**Task brief:** Only the number is wanted: how many lines of these entries contain the word "this"?

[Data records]
____

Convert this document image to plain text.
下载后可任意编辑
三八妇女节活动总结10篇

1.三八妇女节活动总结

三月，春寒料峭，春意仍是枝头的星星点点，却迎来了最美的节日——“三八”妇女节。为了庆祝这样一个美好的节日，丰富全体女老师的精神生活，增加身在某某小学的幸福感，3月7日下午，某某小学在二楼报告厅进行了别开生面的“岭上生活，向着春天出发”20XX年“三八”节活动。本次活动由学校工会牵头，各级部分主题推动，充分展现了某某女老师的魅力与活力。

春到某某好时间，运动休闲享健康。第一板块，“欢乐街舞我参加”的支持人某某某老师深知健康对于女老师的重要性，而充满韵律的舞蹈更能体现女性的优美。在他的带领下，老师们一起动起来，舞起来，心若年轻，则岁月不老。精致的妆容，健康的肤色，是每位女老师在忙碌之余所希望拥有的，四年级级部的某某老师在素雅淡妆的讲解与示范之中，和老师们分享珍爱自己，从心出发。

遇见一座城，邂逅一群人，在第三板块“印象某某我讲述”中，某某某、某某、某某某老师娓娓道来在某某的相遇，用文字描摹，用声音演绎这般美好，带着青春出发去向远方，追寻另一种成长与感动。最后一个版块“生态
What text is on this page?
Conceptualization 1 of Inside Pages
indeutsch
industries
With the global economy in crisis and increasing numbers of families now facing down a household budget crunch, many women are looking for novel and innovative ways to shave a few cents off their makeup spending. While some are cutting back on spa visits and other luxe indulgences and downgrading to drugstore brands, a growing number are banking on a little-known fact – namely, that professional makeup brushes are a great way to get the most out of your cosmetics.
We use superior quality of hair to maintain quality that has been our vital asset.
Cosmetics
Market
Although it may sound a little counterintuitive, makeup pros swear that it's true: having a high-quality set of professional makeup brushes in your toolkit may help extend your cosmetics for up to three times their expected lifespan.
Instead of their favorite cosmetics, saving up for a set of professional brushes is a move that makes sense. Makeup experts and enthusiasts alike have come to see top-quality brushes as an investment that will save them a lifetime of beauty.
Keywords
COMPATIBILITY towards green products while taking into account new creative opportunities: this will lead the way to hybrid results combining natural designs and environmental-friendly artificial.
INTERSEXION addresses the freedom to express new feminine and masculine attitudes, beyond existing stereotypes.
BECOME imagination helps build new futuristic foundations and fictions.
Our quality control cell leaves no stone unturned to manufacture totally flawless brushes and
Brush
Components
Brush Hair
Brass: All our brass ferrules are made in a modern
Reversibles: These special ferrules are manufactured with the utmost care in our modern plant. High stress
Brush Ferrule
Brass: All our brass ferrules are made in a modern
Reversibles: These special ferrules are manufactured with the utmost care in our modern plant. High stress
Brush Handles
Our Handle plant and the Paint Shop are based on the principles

____

**Exercise result:** 3